── ITEMS ──

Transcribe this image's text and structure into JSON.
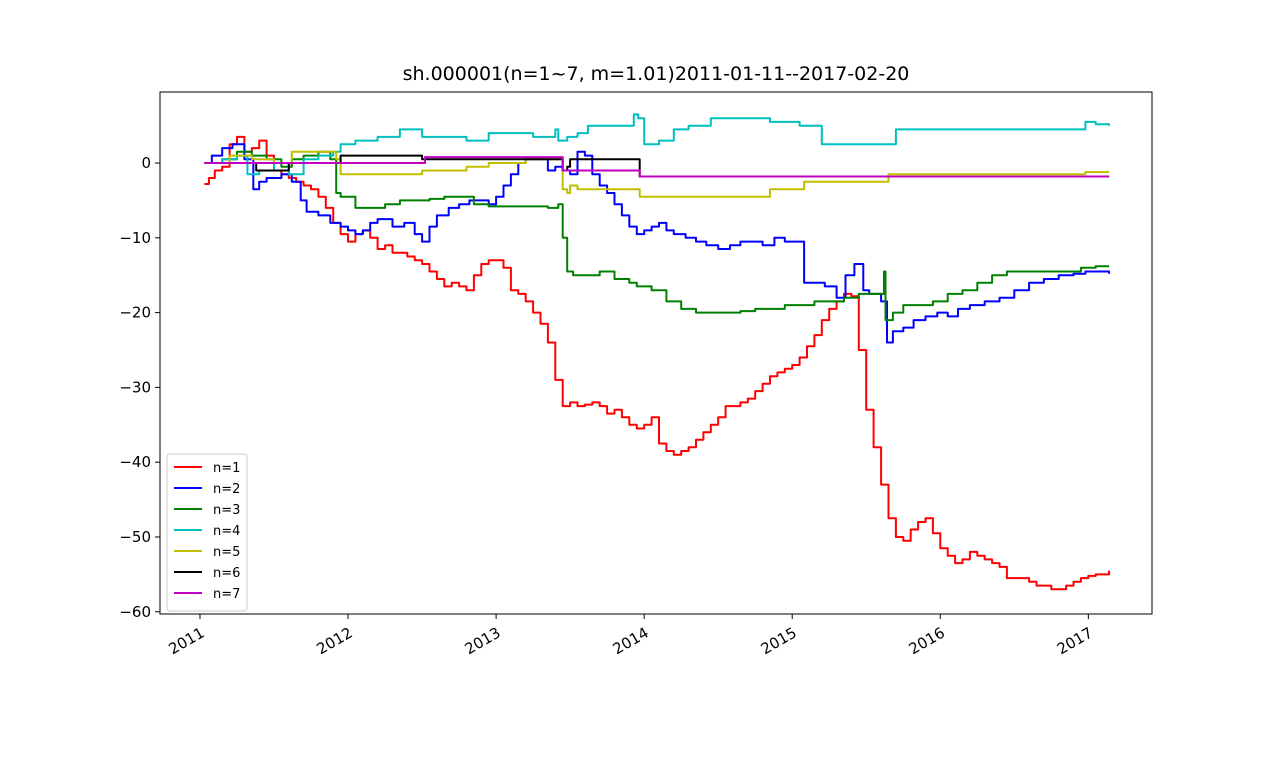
{
  "chart_data": {
    "type": "line",
    "title": "sh.000001(n=1~7, m=1.01)2011-01-11--2017-02-20",
    "xlabel": "",
    "ylabel": "",
    "xlim": [
      2010.73,
      2017.43
    ],
    "ylim": [
      -60.3,
      9.5
    ],
    "x_ticks": [
      2011,
      2012,
      2013,
      2014,
      2015,
      2016,
      2017
    ],
    "x_tick_labels": [
      "2011",
      "2012",
      "2013",
      "2014",
      "2015",
      "2016",
      "2017"
    ],
    "y_ticks": [
      0,
      -10,
      -20,
      -30,
      -40,
      -50,
      -60
    ],
    "y_tick_labels": [
      "0",
      "−10",
      "−20",
      "−30",
      "−40",
      "−50",
      "−60"
    ],
    "grid": false,
    "legend_position": "lower-left",
    "series": [
      {
        "name": "n=1",
        "color": "#ff0000",
        "x": [
          2011.03,
          2011.06,
          2011.1,
          2011.15,
          2011.2,
          2011.25,
          2011.3,
          2011.35,
          2011.4,
          2011.45,
          2011.5,
          2011.55,
          2011.6,
          2011.65,
          2011.7,
          2011.75,
          2011.8,
          2011.85,
          2011.9,
          2011.95,
          2012.0,
          2012.05,
          2012.1,
          2012.15,
          2012.2,
          2012.25,
          2012.3,
          2012.35,
          2012.4,
          2012.45,
          2012.5,
          2012.55,
          2012.6,
          2012.65,
          2012.7,
          2012.75,
          2012.8,
          2012.85,
          2012.9,
          2012.95,
          2013.0,
          2013.05,
          2013.1,
          2013.15,
          2013.2,
          2013.25,
          2013.3,
          2013.35,
          2013.4,
          2013.45,
          2013.5,
          2013.55,
          2013.6,
          2013.65,
          2013.7,
          2013.75,
          2013.8,
          2013.85,
          2013.9,
          2013.95,
          2014.0,
          2014.05,
          2014.1,
          2014.15,
          2014.2,
          2014.25,
          2014.3,
          2014.35,
          2014.4,
          2014.45,
          2014.5,
          2014.55,
          2014.6,
          2014.65,
          2014.7,
          2014.75,
          2014.8,
          2014.85,
          2014.9,
          2014.95,
          2015.0,
          2015.05,
          2015.1,
          2015.15,
          2015.2,
          2015.25,
          2015.3,
          2015.35,
          2015.4,
          2015.45,
          2015.5,
          2015.55,
          2015.6,
          2015.65,
          2015.7,
          2015.75,
          2015.8,
          2015.85,
          2015.9,
          2015.95,
          2016.0,
          2016.05,
          2016.1,
          2016.15,
          2016.2,
          2016.25,
          2016.3,
          2016.35,
          2016.4,
          2016.45,
          2016.5,
          2016.55,
          2016.6,
          2016.65,
          2016.7,
          2016.75,
          2016.8,
          2016.85,
          2016.9,
          2016.95,
          2017.0,
          2017.05,
          2017.1,
          2017.14
        ],
        "y": [
          -2.8,
          -2.0,
          -1.0,
          -0.5,
          2.5,
          3.5,
          1.5,
          2.0,
          3.0,
          1.0,
          -1.0,
          -1.5,
          -2.0,
          -2.5,
          -3.0,
          -3.5,
          -4.5,
          -6.0,
          -8.0,
          -9.5,
          -10.5,
          -9.5,
          -9.0,
          -10.0,
          -11.5,
          -11.0,
          -12.0,
          -12.0,
          -12.5,
          -13.0,
          -13.5,
          -14.5,
          -15.5,
          -16.5,
          -16.0,
          -16.5,
          -17.0,
          -15.0,
          -13.5,
          -13.0,
          -13.0,
          -14.0,
          -17.0,
          -17.5,
          -18.5,
          -20.0,
          -21.5,
          -24.0,
          -29.0,
          -32.5,
          -32.0,
          -32.5,
          -32.3,
          -32.0,
          -32.5,
          -33.5,
          -33.0,
          -34.0,
          -35.0,
          -35.5,
          -35.0,
          -34.0,
          -37.5,
          -38.5,
          -39.0,
          -38.5,
          -38.0,
          -37.0,
          -36.0,
          -35.0,
          -34.0,
          -32.5,
          -32.5,
          -32.0,
          -31.5,
          -30.5,
          -29.5,
          -28.5,
          -28.0,
          -27.5,
          -27.0,
          -26.0,
          -24.5,
          -23.0,
          -21.0,
          -19.5,
          -18.5,
          -17.5,
          -17.8,
          -25.0,
          -33.0,
          -38.0,
          -43.0,
          -47.5,
          -50.0,
          -50.5,
          -49.0,
          -48.0,
          -47.5,
          -49.5,
          -51.5,
          -52.5,
          -53.5,
          -53.0,
          -52.0,
          -52.5,
          -53.0,
          -53.5,
          -54.0,
          -55.5,
          -55.5,
          -55.5,
          -56.0,
          -56.5,
          -56.5,
          -57.0,
          -57.0,
          -56.5,
          -56.0,
          -55.5,
          -55.2,
          -55.0,
          -55.0,
          -54.5
        ]
      },
      {
        "name": "n=2",
        "color": "#0000ff",
        "x": [
          2011.03,
          2011.08,
          2011.15,
          2011.22,
          2011.3,
          2011.36,
          2011.4,
          2011.45,
          2011.5,
          2011.55,
          2011.62,
          2011.68,
          2011.72,
          2011.8,
          2011.88,
          2011.95,
          2012.0,
          2012.05,
          2012.1,
          2012.15,
          2012.2,
          2012.3,
          2012.38,
          2012.45,
          2012.5,
          2012.55,
          2012.6,
          2012.68,
          2012.75,
          2012.82,
          2012.9,
          2012.95,
          2013.0,
          2013.05,
          2013.1,
          2013.15,
          2013.2,
          2013.25,
          2013.3,
          2013.35,
          2013.4,
          2013.45,
          2013.5,
          2013.55,
          2013.6,
          2013.65,
          2013.7,
          2013.75,
          2013.8,
          2013.85,
          2013.9,
          2013.95,
          2014.0,
          2014.05,
          2014.1,
          2014.15,
          2014.2,
          2014.28,
          2014.35,
          2014.42,
          2014.5,
          2014.58,
          2014.65,
          2014.72,
          2014.8,
          2014.88,
          2014.95,
          2015.0,
          2015.08,
          2015.15,
          2015.22,
          2015.3,
          2015.36,
          2015.42,
          2015.48,
          2015.52,
          2015.56,
          2015.6,
          2015.64,
          2015.68,
          2015.75,
          2015.82,
          2015.9,
          2015.98,
          2016.05,
          2016.12,
          2016.2,
          2016.3,
          2016.4,
          2016.5,
          2016.6,
          2016.7,
          2016.8,
          2016.9,
          2016.98,
          2017.05,
          2017.14
        ],
        "y": [
          0.0,
          1.0,
          2.0,
          2.5,
          0.5,
          -3.5,
          -2.5,
          -2.0,
          -2.0,
          -1.5,
          -2.5,
          -5.0,
          -6.5,
          -7.0,
          -8.0,
          -8.5,
          -9.0,
          -9.5,
          -9.0,
          -8.0,
          -7.5,
          -8.5,
          -8.0,
          -9.5,
          -10.5,
          -8.5,
          -7.0,
          -6.0,
          -5.5,
          -5.0,
          -5.0,
          -5.5,
          -4.5,
          -3.0,
          -1.5,
          0.0,
          0.5,
          0.5,
          0.5,
          -1.0,
          -0.5,
          -1.0,
          -1.5,
          1.5,
          1.0,
          -1.5,
          -3.0,
          -4.0,
          -5.5,
          -7.0,
          -8.5,
          -9.5,
          -9.0,
          -8.5,
          -8.0,
          -9.0,
          -9.5,
          -10.0,
          -10.5,
          -11.0,
          -11.5,
          -11.0,
          -10.5,
          -10.5,
          -11.0,
          -10.0,
          -10.5,
          -10.5,
          -16.0,
          -16.0,
          -16.5,
          -18.0,
          -15.0,
          -13.5,
          -17.0,
          -17.5,
          -17.5,
          -18.5,
          -24.0,
          -22.5,
          -22.0,
          -21.0,
          -20.5,
          -20.0,
          -20.5,
          -19.5,
          -19.0,
          -18.5,
          -18.0,
          -17.0,
          -16.0,
          -15.5,
          -15.0,
          -14.8,
          -14.5,
          -14.5,
          -14.8
        ]
      },
      {
        "name": "n=3",
        "color": "#008000",
        "x": [
          2011.03,
          2011.15,
          2011.25,
          2011.35,
          2011.45,
          2011.55,
          2011.62,
          2011.7,
          2011.8,
          2011.88,
          2011.92,
          2011.95,
          2012.05,
          2012.15,
          2012.25,
          2012.35,
          2012.45,
          2012.55,
          2012.65,
          2012.75,
          2012.85,
          2012.95,
          2013.05,
          2013.15,
          2013.25,
          2013.35,
          2013.42,
          2013.45,
          2013.48,
          2013.52,
          2013.6,
          2013.7,
          2013.8,
          2013.9,
          2013.95,
          2014.05,
          2014.15,
          2014.25,
          2014.35,
          2014.45,
          2014.55,
          2014.65,
          2014.75,
          2014.85,
          2014.95,
          2015.05,
          2015.15,
          2015.25,
          2015.35,
          2015.45,
          2015.52,
          2015.58,
          2015.62,
          2015.63,
          2015.68,
          2015.75,
          2015.85,
          2015.95,
          2016.05,
          2016.15,
          2016.25,
          2016.35,
          2016.45,
          2016.55,
          2016.65,
          2016.75,
          2016.85,
          2016.95,
          2017.05,
          2017.14
        ],
        "y": [
          0.0,
          0.5,
          1.5,
          1.0,
          0.5,
          -0.5,
          0.5,
          1.0,
          1.5,
          0.5,
          -4.0,
          -4.5,
          -6.0,
          -6.0,
          -5.5,
          -5.0,
          -5.0,
          -4.8,
          -4.5,
          -4.5,
          -5.5,
          -5.8,
          -5.8,
          -5.8,
          -5.8,
          -6.0,
          -5.5,
          -10.0,
          -14.5,
          -15.0,
          -15.0,
          -14.5,
          -15.5,
          -16.0,
          -16.5,
          -17.0,
          -18.5,
          -19.5,
          -20.0,
          -20.0,
          -20.0,
          -19.8,
          -19.5,
          -19.5,
          -19.0,
          -19.0,
          -18.5,
          -18.5,
          -18.0,
          -17.5,
          -17.5,
          -17.5,
          -14.5,
          -21.0,
          -20.0,
          -19.0,
          -19.0,
          -18.5,
          -17.5,
          -17.0,
          -16.0,
          -15.0,
          -14.5,
          -14.5,
          -14.5,
          -14.5,
          -14.5,
          -14.0,
          -13.8,
          -13.8
        ]
      },
      {
        "name": "n=4",
        "color": "#00bfbf",
        "x": [
          2011.03,
          2011.15,
          2011.25,
          2011.32,
          2011.4,
          2011.5,
          2011.6,
          2011.7,
          2011.8,
          2011.9,
          2011.95,
          2012.05,
          2012.2,
          2012.35,
          2012.5,
          2012.65,
          2012.8,
          2012.95,
          2013.1,
          2013.25,
          2013.4,
          2013.42,
          2013.48,
          2013.55,
          2013.62,
          2013.75,
          2013.9,
          2013.93,
          2013.96,
          2014.0,
          2014.1,
          2014.2,
          2014.3,
          2014.45,
          2014.6,
          2014.75,
          2014.85,
          2015.05,
          2015.2,
          2015.4,
          2015.55,
          2015.65,
          2015.7,
          2015.9,
          2016.1,
          2016.3,
          2016.5,
          2016.7,
          2016.9,
          2016.98,
          2017.05,
          2017.14
        ],
        "y": [
          0.0,
          0.5,
          1.0,
          -1.5,
          -1.0,
          0.0,
          -1.5,
          0.5,
          1.0,
          1.5,
          2.5,
          3.0,
          3.5,
          4.5,
          3.5,
          3.5,
          3.0,
          4.0,
          4.0,
          3.5,
          4.5,
          3.0,
          3.5,
          4.0,
          5.0,
          5.0,
          5.0,
          6.5,
          6.0,
          2.5,
          3.0,
          4.5,
          5.0,
          6.0,
          6.0,
          6.0,
          5.5,
          5.0,
          2.5,
          2.5,
          2.5,
          2.5,
          4.5,
          4.5,
          4.5,
          4.5,
          4.5,
          4.5,
          4.5,
          5.5,
          5.2,
          5.0
        ]
      },
      {
        "name": "n=5",
        "color": "#bfbf00",
        "x": [
          2011.03,
          2011.2,
          2011.35,
          2011.5,
          2011.62,
          2011.65,
          2011.8,
          2011.92,
          2011.95,
          2012.1,
          2012.3,
          2012.45,
          2012.5,
          2012.8,
          2012.95,
          2013.2,
          2013.4,
          2013.45,
          2013.48,
          2013.5,
          2013.55,
          2013.8,
          2013.95,
          2013.97,
          2014.3,
          2014.6,
          2014.8,
          2014.85,
          2015.05,
          2015.08,
          2015.4,
          2015.63,
          2015.65,
          2016.0,
          2016.5,
          2016.95,
          2016.98,
          2017.14
        ],
        "y": [
          0.0,
          1.0,
          0.5,
          0.0,
          1.5,
          1.5,
          1.5,
          0.5,
          -1.5,
          -1.5,
          -1.5,
          -1.5,
          -1.0,
          -0.5,
          0.0,
          0.5,
          0.5,
          -3.5,
          -4.0,
          -3.0,
          -3.5,
          -3.5,
          -3.5,
          -4.5,
          -4.5,
          -4.5,
          -4.5,
          -3.5,
          -3.5,
          -2.5,
          -2.5,
          -2.5,
          -1.5,
          -1.5,
          -1.5,
          -1.5,
          -1.2,
          -1.2
        ]
      },
      {
        "name": "n=6",
        "color": "#000000",
        "x": [
          2011.03,
          2011.2,
          2011.36,
          2011.38,
          2011.6,
          2011.94,
          2011.95,
          2012.3,
          2012.48,
          2012.5,
          2012.8,
          2013.0,
          2013.42,
          2013.45,
          2013.48,
          2013.5,
          2013.7,
          2013.96,
          2013.97,
          2014.5,
          2015.0,
          2015.6,
          2016.0,
          2016.5,
          2017.14
        ],
        "y": [
          0.0,
          0.0,
          0.0,
          -1.0,
          0.0,
          0.0,
          1.0,
          1.0,
          1.0,
          0.5,
          0.5,
          0.5,
          0.5,
          -1.0,
          -0.5,
          0.5,
          0.5,
          0.5,
          -1.8,
          -1.8,
          -1.8,
          -1.8,
          -1.8,
          -1.8,
          -1.8
        ]
      },
      {
        "name": "n=7",
        "color": "#bf00bf",
        "x": [
          2011.03,
          2011.5,
          2012.0,
          2012.5,
          2012.52,
          2013.0,
          2013.43,
          2013.45,
          2013.6,
          2013.96,
          2013.97,
          2014.5,
          2015.0,
          2015.6,
          2016.0,
          2016.5,
          2017.14
        ],
        "y": [
          0.0,
          0.0,
          0.0,
          0.0,
          0.8,
          0.8,
          0.8,
          -1.0,
          -1.0,
          -1.0,
          -1.8,
          -1.8,
          -1.8,
          -1.8,
          -1.8,
          -1.8,
          -1.8
        ]
      }
    ]
  }
}
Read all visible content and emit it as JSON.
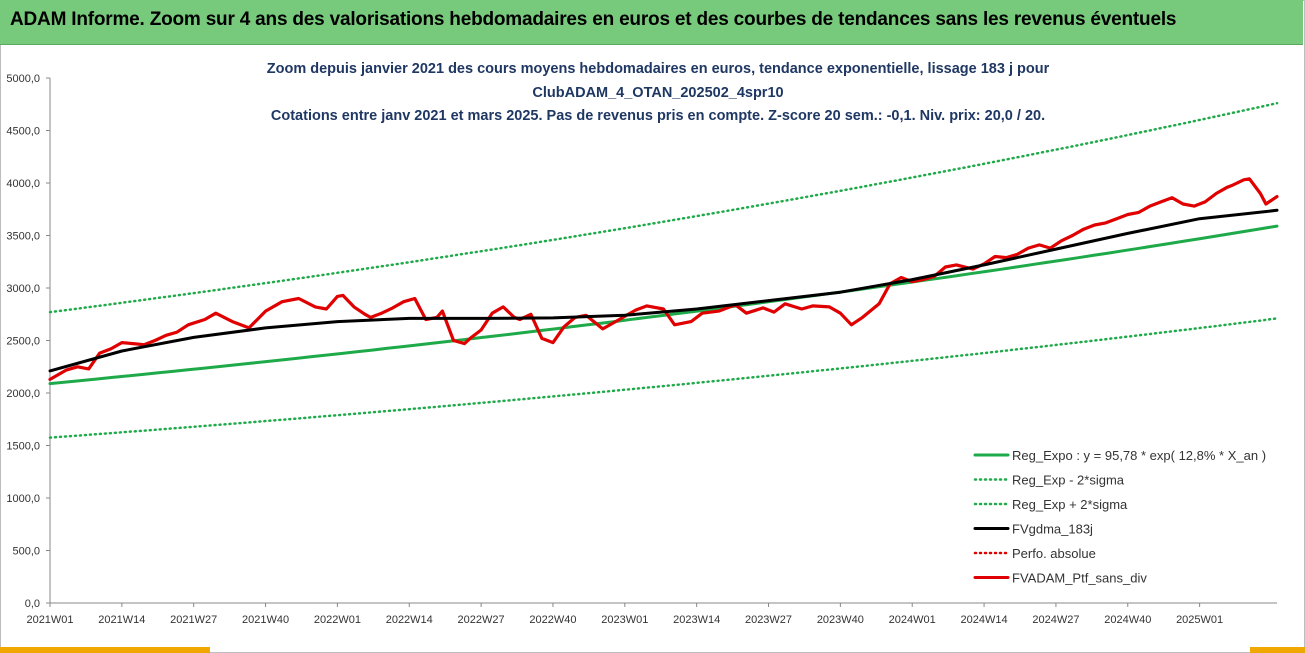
{
  "header": {
    "title": "ADAM Informe. Zoom sur 4 ans des valorisations hebdomadaires en euros et des courbes de tendances sans les revenus éventuels"
  },
  "colors": {
    "header_bg": "#77c97b",
    "accent_bottom": "#f0a800",
    "reg_expo": "#1faa4a",
    "fvgdma": "#000000",
    "ptf": "#e00000"
  },
  "chart_data": {
    "type": "line",
    "title_lines": [
      "Zoom depuis janvier 2021 des cours moyens hebdomadaires  en euros, tendance exponentielle, lissage 183 j pour",
      "ClubADAM_4_OTAN_202502_4spr10",
      "Cotations entre janv 2021 et mars 2025. Pas de revenus pris en compte. Z-score 20 sem.: -0,1. Niv. prix: 20,0 / 20."
    ],
    "xlabel": "",
    "ylabel": "",
    "ylim": [
      0,
      5000
    ],
    "yticks": [
      "0,0",
      "500,0",
      "1000,0",
      "1500,0",
      "2000,0",
      "2500,0",
      "3000,0",
      "3500,0",
      "4000,0",
      "4500,0",
      "5000,0"
    ],
    "x_range_weeks": [
      0,
      222
    ],
    "xticks": [
      {
        "label": "2021W01",
        "week": 0
      },
      {
        "label": "2021W14",
        "week": 13
      },
      {
        "label": "2021W27",
        "week": 26
      },
      {
        "label": "2021W40",
        "week": 39
      },
      {
        "label": "2022W01",
        "week": 52
      },
      {
        "label": "2022W14",
        "week": 65
      },
      {
        "label": "2022W27",
        "week": 78
      },
      {
        "label": "2022W40",
        "week": 91
      },
      {
        "label": "2023W01",
        "week": 104
      },
      {
        "label": "2023W14",
        "week": 117
      },
      {
        "label": "2023W27",
        "week": 130
      },
      {
        "label": "2023W40",
        "week": 143
      },
      {
        "label": "2024W01",
        "week": 156
      },
      {
        "label": "2024W14",
        "week": 169
      },
      {
        "label": "2024W27",
        "week": 182
      },
      {
        "label": "2024W40",
        "week": 195
      },
      {
        "label": "2025W01",
        "week": 208
      }
    ],
    "grid": false,
    "legend_position": "bottom-right",
    "series": [
      {
        "name": "Reg_Expo : y = 95,78 * exp( 12,8% *  X_an )",
        "style": "solid",
        "color": "#1faa4a",
        "x": [
          0,
          222
        ],
        "y": [
          2090,
          3590
        ]
      },
      {
        "name": "Reg_Exp - 2*sigma",
        "style": "dotted",
        "color": "#1faa4a",
        "x": [
          0,
          222
        ],
        "y": [
          1575,
          2710
        ]
      },
      {
        "name": "Reg_Exp + 2*sigma",
        "style": "dotted",
        "color": "#1faa4a",
        "x": [
          0,
          222
        ],
        "y": [
          2770,
          4760
        ]
      },
      {
        "name": "FVgdma_183j",
        "style": "solid",
        "color": "#000000",
        "x": [
          0,
          13,
          26,
          39,
          52,
          65,
          78,
          91,
          104,
          117,
          130,
          143,
          156,
          169,
          182,
          195,
          208,
          222
        ],
        "y": [
          2210,
          2400,
          2530,
          2620,
          2680,
          2710,
          2710,
          2715,
          2740,
          2800,
          2880,
          2960,
          3080,
          3220,
          3370,
          3520,
          3660,
          3740
        ]
      },
      {
        "name": "Perfo. absolue",
        "style": "dotted",
        "color": "#e00000",
        "x": [],
        "y": []
      },
      {
        "name": "FVADAM_Ptf_sans_div",
        "style": "solid",
        "color": "#e00000",
        "x": [
          0,
          3,
          5,
          7,
          9,
          11,
          13,
          15,
          17,
          19,
          21,
          23,
          25,
          28,
          30,
          33,
          36,
          39,
          42,
          45,
          48,
          50,
          52,
          53,
          55,
          57,
          58,
          60,
          62,
          64,
          66,
          68,
          70,
          71,
          73,
          75,
          76,
          78,
          80,
          82,
          84,
          85,
          87,
          89,
          91,
          93,
          95,
          97,
          100,
          103,
          104,
          106,
          108,
          111,
          113,
          116,
          118,
          121,
          124,
          126,
          129,
          131,
          133,
          136,
          138,
          141,
          143,
          145,
          147,
          150,
          152,
          154,
          156,
          158,
          160,
          162,
          164,
          167,
          169,
          171,
          173,
          175,
          177,
          179,
          181,
          183,
          185,
          187,
          189,
          191,
          193,
          195,
          197,
          199,
          201,
          203,
          205,
          207,
          209,
          211,
          213,
          214,
          216,
          217,
          219,
          220,
          222
        ],
        "y": [
          2130,
          2220,
          2250,
          2230,
          2380,
          2420,
          2480,
          2470,
          2460,
          2500,
          2550,
          2580,
          2650,
          2700,
          2760,
          2680,
          2620,
          2780,
          2870,
          2900,
          2820,
          2800,
          2920,
          2930,
          2820,
          2750,
          2720,
          2760,
          2810,
          2870,
          2900,
          2700,
          2720,
          2780,
          2500,
          2470,
          2520,
          2600,
          2760,
          2820,
          2720,
          2700,
          2750,
          2520,
          2480,
          2630,
          2720,
          2740,
          2610,
          2700,
          2730,
          2790,
          2830,
          2800,
          2650,
          2680,
          2760,
          2780,
          2840,
          2760,
          2810,
          2770,
          2850,
          2800,
          2830,
          2820,
          2760,
          2650,
          2720,
          2850,
          3040,
          3100,
          3060,
          3080,
          3110,
          3200,
          3220,
          3180,
          3230,
          3300,
          3290,
          3320,
          3380,
          3410,
          3380,
          3450,
          3500,
          3560,
          3600,
          3620,
          3660,
          3700,
          3720,
          3780,
          3820,
          3860,
          3800,
          3780,
          3820,
          3900,
          3960,
          3980,
          4030,
          4040,
          3900,
          3800,
          3870
        ]
      }
    ]
  }
}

───

PROBLEM REQUIREMENTS>
Reply with nothing except the number of lines in the listing above that include "JSON".

COMPLETED TASK>
2